_WORK TO COMPLETE_
Find each line containing the string "不同路线乙烯成本变化趋势" and return it.

Items listed in a dataset:
##############################

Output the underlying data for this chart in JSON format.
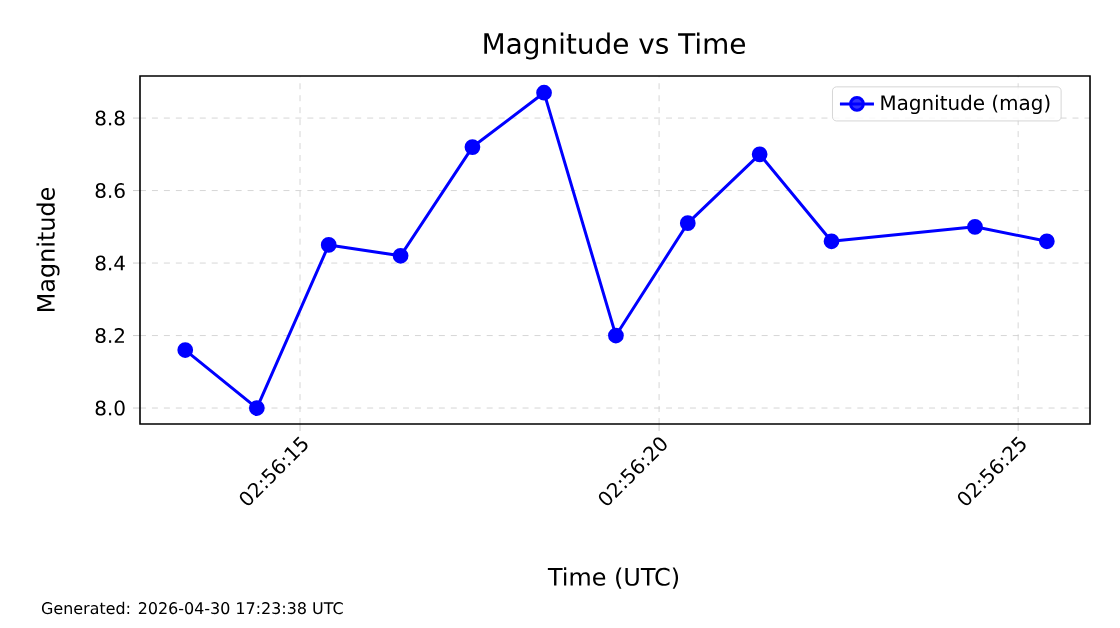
{
  "chart_data": {
    "type": "line",
    "title": "Magnitude vs Time",
    "xlabel": "Time (UTC)",
    "ylabel": "Magnitude",
    "annotations": [
      "Generated: 2026-04-30 17:23:38 UTC"
    ],
    "x": [
      2.937056,
      2.937333,
      2.937611,
      2.937889,
      2.938167,
      2.938444,
      2.938722,
      2.939,
      2.939278,
      2.939556,
      2.940111,
      2.940389
    ],
    "series": [
      {
        "name": "Magnitude (mag)",
        "color": "#0000ff",
        "values": [
          8.16,
          8.0,
          8.45,
          8.42,
          8.72,
          8.87,
          8.2,
          8.51,
          8.7,
          8.46,
          8.5,
          8.46
        ]
      }
    ],
    "xlim": [
      2.936881,
      2.940556
    ],
    "xticks": [
      {
        "value": 2.9375,
        "label": "02:56:15"
      },
      {
        "value": 2.938889,
        "label": "02:56:20"
      },
      {
        "value": 2.940278,
        "label": "02:56:25"
      }
    ],
    "ylim": [
      7.956,
      8.916
    ],
    "yticks": [
      {
        "value": 8.0,
        "label": "8.0"
      },
      {
        "value": 8.2,
        "label": "8.2"
      },
      {
        "value": 8.4,
        "label": "8.4"
      },
      {
        "value": 8.6,
        "label": "8.6"
      },
      {
        "value": 8.8,
        "label": "8.8"
      }
    ],
    "grid": true,
    "legend": "top right",
    "marker": "circle",
    "line_style": "solid"
  }
}
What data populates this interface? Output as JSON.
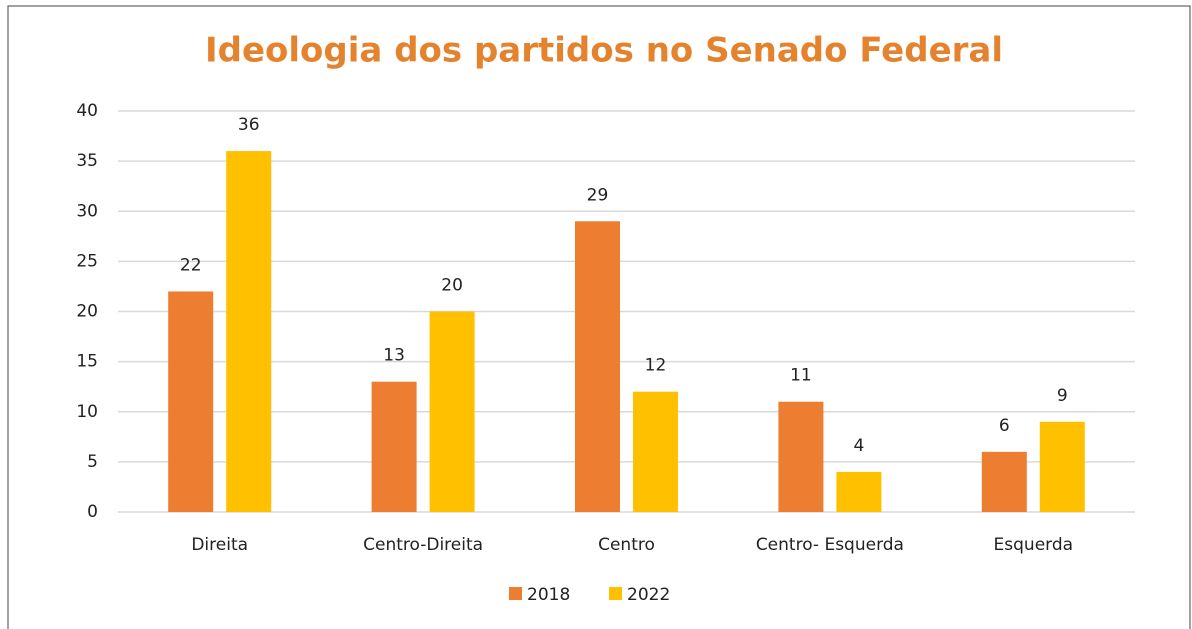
{
  "chart_data": {
    "type": "bar",
    "title": "Ideologia dos partidos no Senado Federal",
    "categories": [
      "Direita",
      "Centro-Direita",
      "Centro",
      "Centro- Esquerda",
      "Esquerda"
    ],
    "series": [
      {
        "name": "2018",
        "color": "#ed7d31",
        "values": [
          22,
          13,
          29,
          11,
          6
        ]
      },
      {
        "name": "2022",
        "color": "#ffc000",
        "values": [
          36,
          20,
          12,
          4,
          9
        ]
      }
    ],
    "ylim": [
      0,
      40
    ],
    "yticks": [
      0,
      5,
      10,
      15,
      20,
      25,
      30,
      35,
      40
    ],
    "grid": true,
    "legend": "bottom"
  }
}
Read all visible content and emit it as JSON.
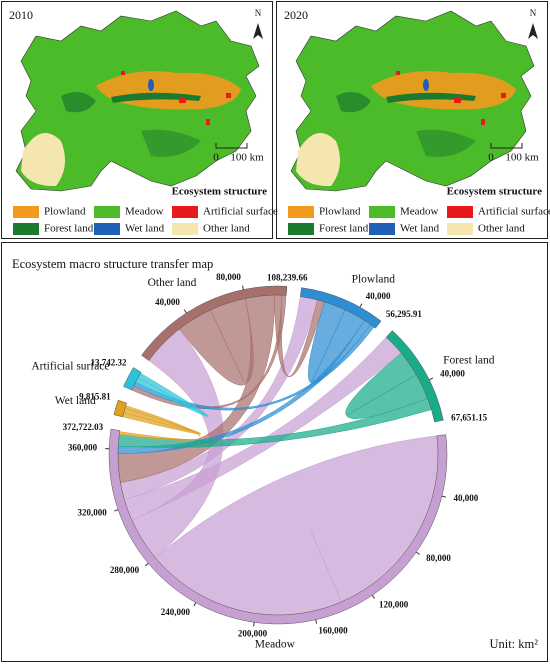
{
  "maps": {
    "panels": [
      {
        "year": "2010"
      },
      {
        "year": "2020"
      }
    ],
    "north": "N",
    "scale": [
      "0",
      "100 km"
    ],
    "legend_title": "Ecosystem structure",
    "legend": [
      {
        "name": "Plowland",
        "color": "#f39a1e"
      },
      {
        "name": "Meadow",
        "color": "#4cbb2a"
      },
      {
        "name": "Artificial surface",
        "color": "#e8191c"
      },
      {
        "name": "Forest land",
        "color": "#1a7a2e"
      },
      {
        "name": "Wet land",
        "color": "#1f5fb5"
      },
      {
        "name": "Other land",
        "color": "#f5e6b0"
      }
    ]
  },
  "chart_data": {
    "type": "chord",
    "title": "Ecosystem macro structure transfer map",
    "unit": "Unit: km²",
    "groups": [
      {
        "name": "Plowland",
        "color": "#2e8dd3",
        "total": 56295.91,
        "total_label": "56,295.91",
        "ticks": [
          {
            "value": 40000,
            "label": "40,000"
          }
        ]
      },
      {
        "name": "Forest land",
        "color": "#1aab8a",
        "total": 67651.15,
        "total_label": "67,651.15",
        "ticks": [
          {
            "value": 40000,
            "label": "40,000"
          }
        ]
      },
      {
        "name": "Meadow",
        "color": "#c6a0d2",
        "total": 372722.03,
        "total_label": "372,722.03",
        "ticks": [
          {
            "value": 40000,
            "label": "40,000"
          },
          {
            "value": 80000,
            "label": "80,000"
          },
          {
            "value": 120000,
            "label": "120,000"
          },
          {
            "value": 160000,
            "label": "160,000"
          },
          {
            "value": 200000,
            "label": "200,000"
          },
          {
            "value": 240000,
            "label": "240,000"
          },
          {
            "value": 280000,
            "label": "280,000"
          },
          {
            "value": 320000,
            "label": "320,000"
          },
          {
            "value": 360000,
            "label": "360,000"
          }
        ]
      },
      {
        "name": "Wet land",
        "color": "#e0a020",
        "total": 9815.81,
        "total_label": "9,815.81",
        "ticks": []
      },
      {
        "name": "Artificial surface",
        "color": "#2cc3da",
        "total": 13742.32,
        "total_label": "13,742.32",
        "ticks": []
      },
      {
        "name": "Other land",
        "color": "#a8706c",
        "total": 108239.66,
        "total_label": "108,239.66",
        "ticks": [
          {
            "value": 40000,
            "label": "40,000"
          },
          {
            "value": 80000,
            "label": "80,000"
          }
        ]
      }
    ],
    "links": [
      {
        "from": "Meadow",
        "to": "Meadow",
        "value": 140000
      },
      {
        "from": "Meadow",
        "to": "Other land",
        "value": 30000
      },
      {
        "from": "Meadow",
        "to": "Forest land",
        "value": 15000
      },
      {
        "from": "Meadow",
        "to": "Plowland",
        "value": 12000
      },
      {
        "from": "Other land",
        "to": "Other land",
        "value": 25000
      },
      {
        "from": "Other land",
        "to": "Meadow",
        "value": 20000
      },
      {
        "from": "Other land",
        "to": "Plowland",
        "value": 5000
      },
      {
        "from": "Other land",
        "to": "Artificial surface",
        "value": 3000
      },
      {
        "from": "Plowland",
        "to": "Plowland",
        "value": 15000
      },
      {
        "from": "Plowland",
        "to": "Meadow",
        "value": 5000
      },
      {
        "from": "Plowland",
        "to": "Artificial surface",
        "value": 3000
      },
      {
        "from": "Forest land",
        "to": "Forest land",
        "value": 18000
      },
      {
        "from": "Forest land",
        "to": "Meadow",
        "value": 8000
      },
      {
        "from": "Wet land",
        "to": "Wet land",
        "value": 3000
      },
      {
        "from": "Wet land",
        "to": "Meadow",
        "value": 2000
      },
      {
        "from": "Artificial surface",
        "to": "Artificial surface",
        "value": 3500
      }
    ]
  }
}
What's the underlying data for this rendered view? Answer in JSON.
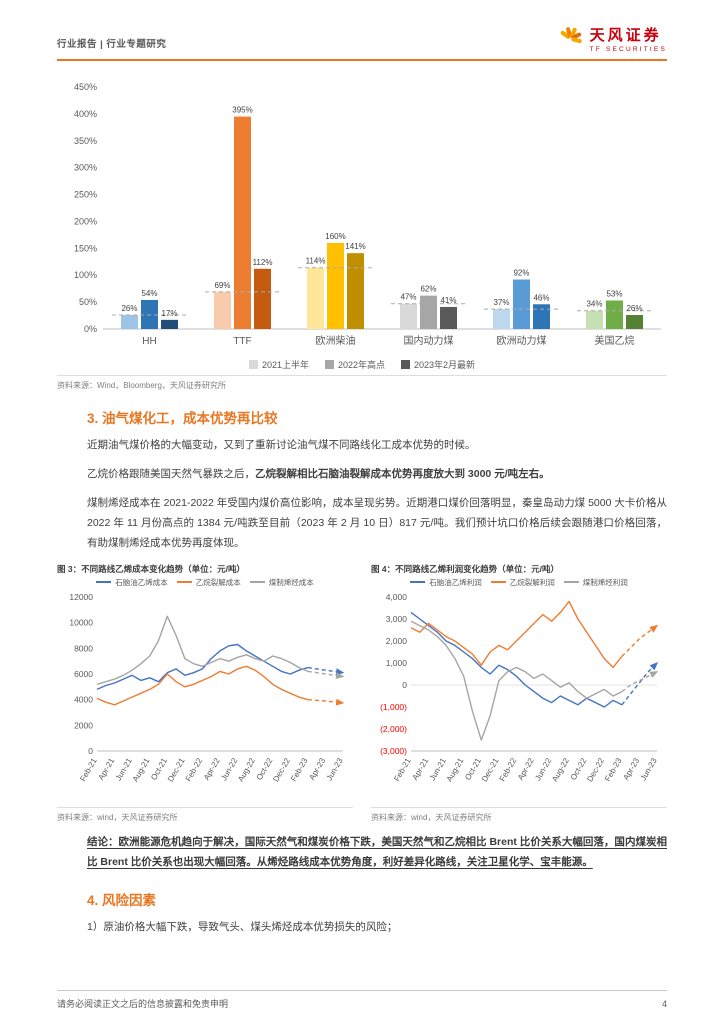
{
  "header": {
    "breadcrumb": "行业报告 | 行业专题研究",
    "brand_name": "天风证券",
    "brand_sub": "TF SECURITIES"
  },
  "bar_source": "资料来源：Wind，Bloomberg，天风证券研究所",
  "section3": {
    "title": "3. 油气煤化工，成本优势再比较",
    "para1": "近期油气煤价格的大幅变动，又到了重新讨论油气煤不同路线化工成本优势的时候。",
    "para2_normal": "乙烷价格跟随美国天然气暴跌之后，",
    "para2_bold": "乙烷裂解相比石脑油裂解成本优势再度放大到 3000 元/吨左右。",
    "para3": "煤制烯烃成本在 2021-2022 年受国内煤价高位影响，成本呈现劣势。近期港口煤价回落明显，秦皇岛动力煤 5000 大卡价格从 2022 年 11 月份高点的 1384 元/吨跌至目前（2023 年 2 月 10 日）817 元/吨。我们预计坑口价格后续会跟随港口价格回落，有助煤制烯烃成本优势再度体现。"
  },
  "fig3": {
    "caption": "图 3：不同路线乙烯成本变化趋势（单位：元/吨）",
    "source": "资料来源：wind，天风证券研究所"
  },
  "fig4": {
    "caption": "图 4：不同路线乙烯利润变化趋势（单位：元/吨）",
    "source": "资料来源：wind，天风证券研究所"
  },
  "conclusion": "结论：欧洲能源危机趋向于解决，国际天然气和煤炭价格下跌，美国天然气和乙烷相比 Brent 比价关系大幅回落，国内煤炭相比 Brent 比价关系也出现大幅回落。从烯烃路线成本优势角度，利好差异化路线，关注卫星化学、宝丰能源。",
  "section4": {
    "title": "4. 风险因素",
    "para1": "1）原油价格大幅下跌，导致气头、煤头烯烃成本优势损失的风险；"
  },
  "footer": {
    "disclaimer": "请务必阅读正文之后的信息披露和免责申明",
    "page": "4"
  },
  "chart_data": [
    {
      "type": "bar",
      "title": "",
      "categories": [
        "HH",
        "TTF",
        "欧洲柴油",
        "国内动力煤",
        "欧洲动力煤",
        "美国乙烷"
      ],
      "series": [
        {
          "name": "2021上半年",
          "values": [
            26,
            69,
            114,
            47,
            37,
            34
          ]
        },
        {
          "name": "2022年高点",
          "values": [
            54,
            395,
            160,
            62,
            92,
            53
          ]
        },
        {
          "name": "2023年2月最新",
          "values": [
            17,
            112,
            141,
            41,
            46,
            26
          ]
        }
      ],
      "unit": "%",
      "ylim": [
        0,
        450
      ],
      "ytick_step": 50,
      "ref_dashed_on_first_series": true,
      "group_colors": [
        [
          "#9dc3e6",
          "#2e75b6",
          "#1f4e79"
        ],
        [
          "#f8cbad",
          "#ed7d31",
          "#c55a11"
        ],
        [
          "#ffe699",
          "#ffc000",
          "#bf8f00"
        ],
        [
          "#d9d9d9",
          "#a6a6a6",
          "#595959"
        ],
        [
          "#bdd7ee",
          "#5b9bd5",
          "#2e75b6"
        ],
        [
          "#c6e0b4",
          "#70ad47",
          "#548235"
        ]
      ],
      "legend_colors": [
        "#d9d9d9",
        "#a6a6a6",
        "#595959"
      ]
    },
    {
      "type": "line",
      "title": "图 3：不同路线乙烯成本变化趋势（单位：元/吨）",
      "x_labels": [
        "Feb-21",
        "Apr-21",
        "Jun-21",
        "Aug-21",
        "Oct-21",
        "Dec-21",
        "Feb-22",
        "Apr-22",
        "Jun-22",
        "Aug-22",
        "Oct-22",
        "Dec-22",
        "Feb-23",
        "Apr-23",
        "Jun-23"
      ],
      "tick_every": 2,
      "ylim": [
        0,
        12000
      ],
      "yticks": [
        0,
        2000,
        4000,
        6000,
        8000,
        10000,
        12000
      ],
      "comma": false,
      "dash_from": 24,
      "series": [
        {
          "name": "石脑油乙烯成本",
          "color": "#4472c4",
          "values": [
            4800,
            5100,
            5300,
            5600,
            5900,
            5500,
            5700,
            5400,
            6100,
            6400,
            5900,
            6100,
            6400,
            7200,
            7800,
            8200,
            8300,
            7800,
            7400,
            7000,
            6600,
            6200,
            6000,
            6300,
            6500,
            6400,
            6300,
            6200,
            6100
          ]
        },
        {
          "name": "乙烷裂解成本",
          "color": "#ed7d31",
          "values": [
            4100,
            3800,
            3600,
            3900,
            4200,
            4500,
            4800,
            5200,
            6000,
            5400,
            5000,
            5200,
            5500,
            5800,
            6200,
            6000,
            6400,
            6600,
            6300,
            5800,
            5200,
            4800,
            4500,
            4200,
            4000,
            3950,
            3900,
            3820,
            3750
          ]
        },
        {
          "name": "煤制烯烃成本",
          "color": "#a5a5a5",
          "values": [
            5200,
            5400,
            5600,
            5900,
            6300,
            6800,
            7400,
            8600,
            10500,
            9000,
            7200,
            6800,
            6600,
            6900,
            7200,
            7000,
            7300,
            7500,
            7200,
            7000,
            7400,
            7200,
            6900,
            6500,
            6200,
            6100,
            6000,
            5900,
            5800
          ]
        }
      ]
    },
    {
      "type": "line",
      "title": "图 4：不同路线乙烯利润变化趋势（单位：元/吨）",
      "x_labels": [
        "Feb-21",
        "Apr-21",
        "Jun-21",
        "Aug-21",
        "Oct-21",
        "Dec-21",
        "Feb-22",
        "Apr-22",
        "Jun-22",
        "Aug-22",
        "Oct-22",
        "Dec-22",
        "Feb-23",
        "Apr-23",
        "Jun-23"
      ],
      "tick_every": 2,
      "ylim": [
        -3000,
        4000
      ],
      "yticks": [
        4000,
        3000,
        2000,
        1000,
        0,
        -1000,
        -2000,
        -3000
      ],
      "comma": true,
      "dash_from": 24,
      "series": [
        {
          "name": "石脑油乙烯利润",
          "color": "#4472c4",
          "values": [
            3300,
            3000,
            2700,
            2400,
            2000,
            1800,
            1500,
            1200,
            800,
            500,
            900,
            700,
            400,
            0,
            -300,
            -600,
            -800,
            -500,
            -700,
            -900,
            -600,
            -800,
            -1000,
            -700,
            -900,
            -400,
            100,
            600,
            1000
          ]
        },
        {
          "name": "乙烷裂解利润",
          "color": "#ed7d31",
          "values": [
            2600,
            2400,
            2800,
            2500,
            2200,
            2000,
            1700,
            1400,
            900,
            1500,
            1800,
            1600,
            2000,
            2400,
            2800,
            3200,
            2900,
            3300,
            3800,
            3000,
            2400,
            1800,
            1200,
            800,
            1300,
            1700,
            2100,
            2400,
            2700
          ]
        },
        {
          "name": "煤制烯烃利润",
          "color": "#a5a5a5",
          "values": [
            2900,
            2700,
            2500,
            2200,
            1800,
            1200,
            400,
            -1200,
            -2500,
            -1400,
            200,
            600,
            800,
            600,
            300,
            500,
            200,
            -100,
            100,
            -300,
            -600,
            -400,
            -200,
            -500,
            -300,
            0,
            200,
            400,
            600
          ]
        }
      ]
    }
  ]
}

##############################

_OUTPUT OF THE TASK_
    "caption": "图 3：不同路线乙烯成本变化趋势（单位：元/吨）",
      "title": "图 3：不同路线乙烯成本变化趋势（单位：元/吨）",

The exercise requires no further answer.